### What to work on
Each entry should be quoted word for word, including every mark of punctuation.

### Records shown
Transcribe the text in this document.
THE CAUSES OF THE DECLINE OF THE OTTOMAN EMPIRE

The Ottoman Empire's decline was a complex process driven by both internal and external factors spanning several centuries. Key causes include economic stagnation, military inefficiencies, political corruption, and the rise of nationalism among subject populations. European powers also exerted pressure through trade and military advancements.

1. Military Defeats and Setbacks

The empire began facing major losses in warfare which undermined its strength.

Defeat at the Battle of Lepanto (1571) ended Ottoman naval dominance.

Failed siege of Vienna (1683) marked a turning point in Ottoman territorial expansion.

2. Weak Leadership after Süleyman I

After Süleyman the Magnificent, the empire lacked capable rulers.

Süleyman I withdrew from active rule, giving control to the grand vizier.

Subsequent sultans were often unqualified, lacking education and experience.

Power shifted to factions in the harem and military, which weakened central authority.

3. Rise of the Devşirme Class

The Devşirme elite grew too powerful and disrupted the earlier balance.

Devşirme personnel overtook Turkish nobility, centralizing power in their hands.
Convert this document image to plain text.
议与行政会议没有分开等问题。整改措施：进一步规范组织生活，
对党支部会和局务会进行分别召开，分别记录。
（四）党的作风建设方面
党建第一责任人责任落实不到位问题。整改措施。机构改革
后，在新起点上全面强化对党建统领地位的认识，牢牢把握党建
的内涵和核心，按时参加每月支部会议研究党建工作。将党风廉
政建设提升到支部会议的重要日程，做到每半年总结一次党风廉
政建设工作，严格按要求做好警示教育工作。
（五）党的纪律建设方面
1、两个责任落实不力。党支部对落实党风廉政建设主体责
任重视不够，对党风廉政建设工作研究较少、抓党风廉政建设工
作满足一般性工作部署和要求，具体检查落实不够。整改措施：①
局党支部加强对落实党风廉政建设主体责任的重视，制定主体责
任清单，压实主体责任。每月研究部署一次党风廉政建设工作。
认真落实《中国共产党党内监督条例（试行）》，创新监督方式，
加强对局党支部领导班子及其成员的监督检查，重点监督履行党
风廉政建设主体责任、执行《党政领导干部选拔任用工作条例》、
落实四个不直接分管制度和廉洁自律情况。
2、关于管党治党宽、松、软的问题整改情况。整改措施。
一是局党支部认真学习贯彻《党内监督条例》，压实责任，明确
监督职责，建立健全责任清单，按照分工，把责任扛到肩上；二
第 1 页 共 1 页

### Expected output
Transcribe the text in this document.
THE CAUSES OF THE DECLINE OF THE OTTOMAN EMPIRE

The Ottoman Empire's decline was a complex process driven by both internal and external factors spanning several centuries. Key causes include economic stagnation, military inefficiencies, political corruption, and the rise of nationalism among subject populations. European powers also exerted pressure through trade and military advancements.

1. Military Defeats and Setbacks

The empire began facing major losses in warfare which undermined its strength.

Defeat at the Battle of Lepanto (1571) ended Ottoman naval dominance.

Failed siege of Vienna (1683) marked a turning point in Ottoman territorial expansion.

2. Weak Leadership after Süleyman I

After Süleyman the Magnificent, the empire lacked capable rulers.

Süleyman I withdrew from active rule, giving control to the grand vizier.

Subsequent sultans were often unqualified, lacking education and experience.

Power shifted to factions in the harem and military, which weakened central authority.

3. Rise of the Devşirme Class

The Devşirme elite grew too powerful and disrupted the earlier balance.

Devşirme personnel overtook Turkish nobility, centralizing power in their hands.
Convert this document image to plain text.
议与行政会议没有分开等问题。整改措施：进一步规范组织生活，
对党支部会和局务会进行分别召开，分别记录。
（四）党的作风建设方面
党建第一责任人责任落实不到位问题。整改措施。机构改革
后，在新起点上全面强化对党建统领地位的认识，牢牢把握党建
的内涵和核心，按时参加每月支部会议研究党建工作。将党风廉
政建设提升到支部会议的重要日程，做到每半年总结一次党风廉
政建设工作，严格按要求做好警示教育工作。
（五）党的纪律建设方面
1、两个责任落实不力。党支部对落实党风廉政建设主体责
任重视不够，对党风廉政建设工作研究较少、抓党风廉政建设工
作满足一般性工作部署和要求，具体检查落实不够。整改措施：①
局党支部加强对落实党风廉政建设主体责任的重视，制定主体责
任清单，压实主体责任。每月研究部署一次党风廉政建设工作。
认真落实《中国共产党党内监督条例（试行）》，创新监督方式，
加强对局党支部领导班子及其成员的监督检查，重点监督履行党
风廉政建设主体责任、执行《党政领导干部选拔任用工作条例》、
落实四个不直接分管制度和廉洁自律情况。
2、关于管党治党宽、松、软的问题整改情况。整改措施。
一是局党支部认真学习贯彻《党内监督条例》，压实责任，明确
监督职责，建立健全责任清单，按照分工，把责任扛到肩上；二
第 1 页 共 1 页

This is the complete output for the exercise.